* _Given request_: Every record here needs to be written out again exactly.

[Items from a data source]
════════

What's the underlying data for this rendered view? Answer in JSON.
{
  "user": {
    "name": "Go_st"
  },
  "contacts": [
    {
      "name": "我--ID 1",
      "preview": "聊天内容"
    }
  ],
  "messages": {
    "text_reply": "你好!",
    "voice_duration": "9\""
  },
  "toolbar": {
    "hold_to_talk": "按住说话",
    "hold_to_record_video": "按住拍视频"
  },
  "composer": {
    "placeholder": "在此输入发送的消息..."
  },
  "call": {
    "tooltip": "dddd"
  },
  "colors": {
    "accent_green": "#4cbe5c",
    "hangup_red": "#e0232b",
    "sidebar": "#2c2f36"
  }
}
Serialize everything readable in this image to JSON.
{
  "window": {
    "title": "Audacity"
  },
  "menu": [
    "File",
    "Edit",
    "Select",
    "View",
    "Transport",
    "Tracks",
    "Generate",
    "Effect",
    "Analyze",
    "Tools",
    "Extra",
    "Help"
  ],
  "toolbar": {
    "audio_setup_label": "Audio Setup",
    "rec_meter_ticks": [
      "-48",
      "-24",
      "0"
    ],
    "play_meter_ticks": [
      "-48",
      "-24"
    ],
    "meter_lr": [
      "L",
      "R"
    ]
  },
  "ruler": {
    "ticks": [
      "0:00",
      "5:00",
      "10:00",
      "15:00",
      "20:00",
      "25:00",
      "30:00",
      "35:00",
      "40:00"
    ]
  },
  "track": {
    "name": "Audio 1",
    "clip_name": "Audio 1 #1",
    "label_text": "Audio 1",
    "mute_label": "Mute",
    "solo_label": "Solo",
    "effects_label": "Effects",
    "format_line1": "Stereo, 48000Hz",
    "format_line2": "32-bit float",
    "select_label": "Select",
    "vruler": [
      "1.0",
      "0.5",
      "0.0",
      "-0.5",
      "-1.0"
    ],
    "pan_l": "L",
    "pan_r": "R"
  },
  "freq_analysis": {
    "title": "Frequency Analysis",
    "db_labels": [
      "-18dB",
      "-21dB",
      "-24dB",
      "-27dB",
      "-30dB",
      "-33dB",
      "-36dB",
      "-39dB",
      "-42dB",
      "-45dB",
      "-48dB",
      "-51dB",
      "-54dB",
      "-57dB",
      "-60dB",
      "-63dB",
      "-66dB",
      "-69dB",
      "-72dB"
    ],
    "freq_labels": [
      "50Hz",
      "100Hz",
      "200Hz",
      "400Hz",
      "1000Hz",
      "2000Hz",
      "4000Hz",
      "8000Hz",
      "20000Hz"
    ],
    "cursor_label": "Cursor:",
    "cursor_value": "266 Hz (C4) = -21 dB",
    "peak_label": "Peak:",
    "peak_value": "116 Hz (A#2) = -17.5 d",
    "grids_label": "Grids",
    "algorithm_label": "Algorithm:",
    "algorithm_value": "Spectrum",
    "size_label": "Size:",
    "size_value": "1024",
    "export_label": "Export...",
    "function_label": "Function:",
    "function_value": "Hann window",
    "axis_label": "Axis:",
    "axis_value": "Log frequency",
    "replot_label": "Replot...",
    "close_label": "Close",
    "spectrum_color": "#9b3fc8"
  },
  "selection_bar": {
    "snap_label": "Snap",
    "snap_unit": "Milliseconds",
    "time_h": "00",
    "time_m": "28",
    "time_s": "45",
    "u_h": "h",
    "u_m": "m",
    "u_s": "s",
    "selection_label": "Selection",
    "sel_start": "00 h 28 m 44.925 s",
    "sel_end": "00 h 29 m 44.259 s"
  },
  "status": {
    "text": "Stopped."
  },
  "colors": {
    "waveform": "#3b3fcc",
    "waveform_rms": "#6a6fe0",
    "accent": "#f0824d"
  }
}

════════

* _Reply to the exercise_:
What's the underlying data for this rendered view? Answer in JSON.
{
  "user": {
    "name": "Go_st"
  },
  "contacts": [
    {
      "name": "我--ID 1",
      "preview": "聊天内容"
    }
  ],
  "messages": {
    "text_reply": "你好!",
    "voice_duration": "9\""
  },
  "toolbar": {
    "hold_to_talk": "按住说话",
    "hold_to_record_video": "按住拍视频"
  },
  "composer": {
    "placeholder": "在此输入发送的消息..."
  },
  "call": {
    "tooltip": "dddd"
  },
  "colors": {
    "accent_green": "#4cbe5c",
    "hangup_red": "#e0232b",
    "sidebar": "#2c2f36"
  }
}
Serialize everything readable in this image to JSON.
{
  "window": {
    "title": "Audacity"
  },
  "menu": [
    "File",
    "Edit",
    "Select",
    "View",
    "Transport",
    "Tracks",
    "Generate",
    "Effect",
    "Analyze",
    "Tools",
    "Extra",
    "Help"
  ],
  "toolbar": {
    "audio_setup_label": "Audio Setup",
    "rec_meter_ticks": [
      "-48",
      "-24",
      "0"
    ],
    "play_meter_ticks": [
      "-48",
      "-24"
    ],
    "meter_lr": [
      "L",
      "R"
    ]
  },
  "ruler": {
    "ticks": [
      "0:00",
      "5:00",
      "10:00",
      "15:00",
      "20:00",
      "25:00",
      "30:00",
      "35:00",
      "40:00"
    ]
  },
  "track": {
    "name": "Audio 1",
    "clip_name": "Audio 1 #1",
    "label_text": "Audio 1",
    "mute_label": "Mute",
    "solo_label": "Solo",
    "effects_label": "Effects",
    "format_line1": "Stereo, 48000Hz",
    "format_line2": "32-bit float",
    "select_label": "Select",
    "vruler": [
      "1.0",
      "0.5",
      "0.0",
      "-0.5",
      "-1.0"
    ],
    "pan_l": "L",
    "pan_r": "R"
  },
  "freq_analysis": {
    "title": "Frequency Analysis",
    "db_labels": [
      "-18dB",
      "-21dB",
      "-24dB",
      "-27dB",
      "-30dB",
      "-33dB",
      "-36dB",
      "-39dB",
      "-42dB",
      "-45dB",
      "-48dB",
      "-51dB",
      "-54dB",
      "-57dB",
      "-60dB",
      "-63dB",
      "-66dB",
      "-69dB",
      "-72dB"
    ],
    "freq_labels": [
      "50Hz",
      "100Hz",
      "200Hz",
      "400Hz",
      "1000Hz",
      "2000Hz",
      "4000Hz",
      "8000Hz",
      "20000Hz"
    ],
    "cursor_label": "Cursor:",
    "cursor_value": "266 Hz (C4) = -21 dB",
    "peak_label": "Peak:",
    "peak_value": "116 Hz (A#2) = -17.5 d",
    "grids_label": "Grids",
    "algorithm_label": "Algorithm:",
    "algorithm_value": "Spectrum",
    "size_label": "Size:",
    "size_value": "1024",
    "export_label": "Export...",
    "function_label": "Function:",
    "function_value": "Hann window",
    "axis_label": "Axis:",
    "axis_value": "Log frequency",
    "replot_label": "Replot...",
    "close_label": "Close",
    "spectrum_color": "#9b3fc8"
  },
  "selection_bar": {
    "snap_label": "Snap",
    "snap_unit": "Milliseconds",
    "time_h": "00",
    "time_m": "28",
    "time_s": "45",
    "u_h": "h",
    "u_m": "m",
    "u_s": "s",
    "selection_label": "Selection",
    "sel_start": "00 h 28 m 44.925 s",
    "sel_end": "00 h 29 m 44.259 s"
  },
  "status": {
    "text": "Stopped."
  },
  "colors": {
    "waveform": "#3b3fcc",
    "waveform_rms": "#6a6fe0",
    "accent": "#f0824d"
  }
}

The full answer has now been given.